Written task: In the text on control systems below, list every author credited on the article "Cognitive Control".

Page extract:
Many articles have appeared on this site regarding robots that mimic some natural entity. These include robots that are modeled after insects, worms, and tuna.
Since many of these naturally occurring forms have adapted to particular situations over time, this seems like a good way to go. While these systems adapt the shape and movement of natural systems, there is another area in which reference to the natural world is of use. That area is control systems.
Control systems have evolved over time from fixed value controllers to adaptive control systems. A recent article in the Proceedings of the IEEE December 2012, entitled "Cognitive Control" by Haykin, Fatemi, Setoodeh, and Xue, details the methods of cognitive control and gives examples. As with many of the systems modeled on the natural world, they were studied first in areas other than engineering.
For cognitive control that includes neuroscience and psychology, control systems have evolved from open-loop and PID controllers to more adaptive systems. One of the drivers, of course, is the availability of the computing power to realize these systems. Early control systems were implemented in analog devices. I have seen, as a previous generation, spacecraft and simulator controllers that were based on analog technology. While they could be fast, they were not adaptable or easily changed. These weaknesses helped in the push to digital control systems.

Collected data:
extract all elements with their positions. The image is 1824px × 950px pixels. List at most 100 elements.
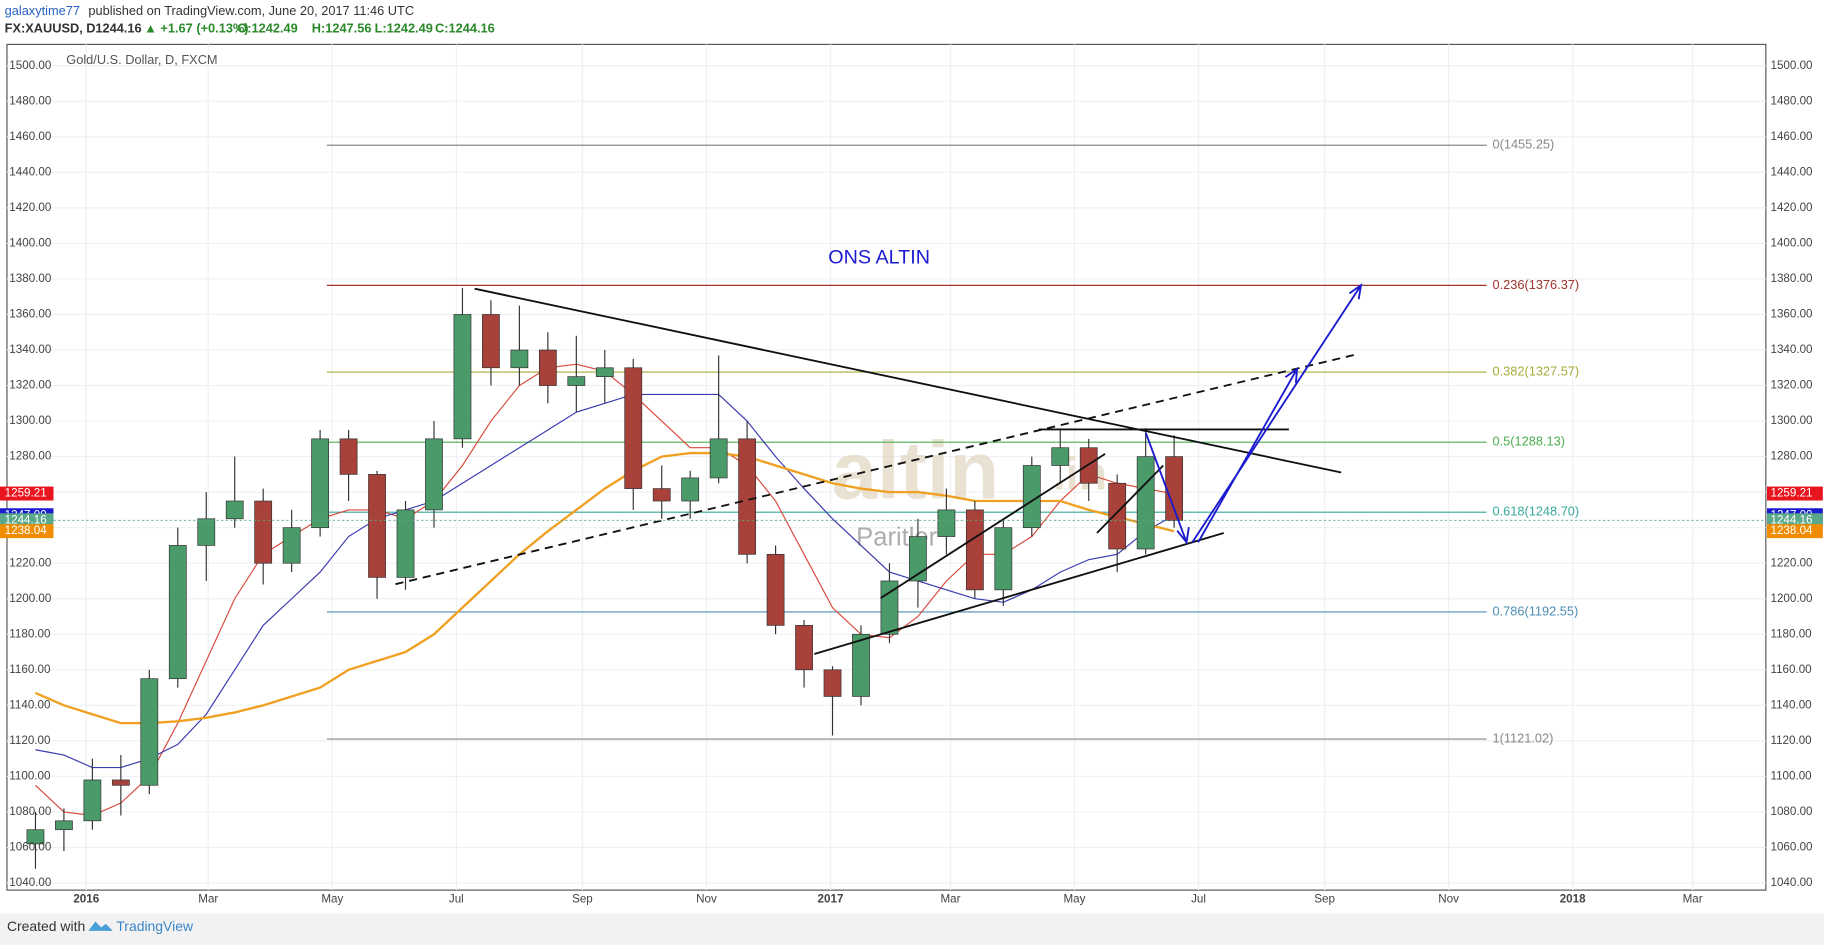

Solution to the exercise: Haykin, Fatemi, Setoodeh, and Xue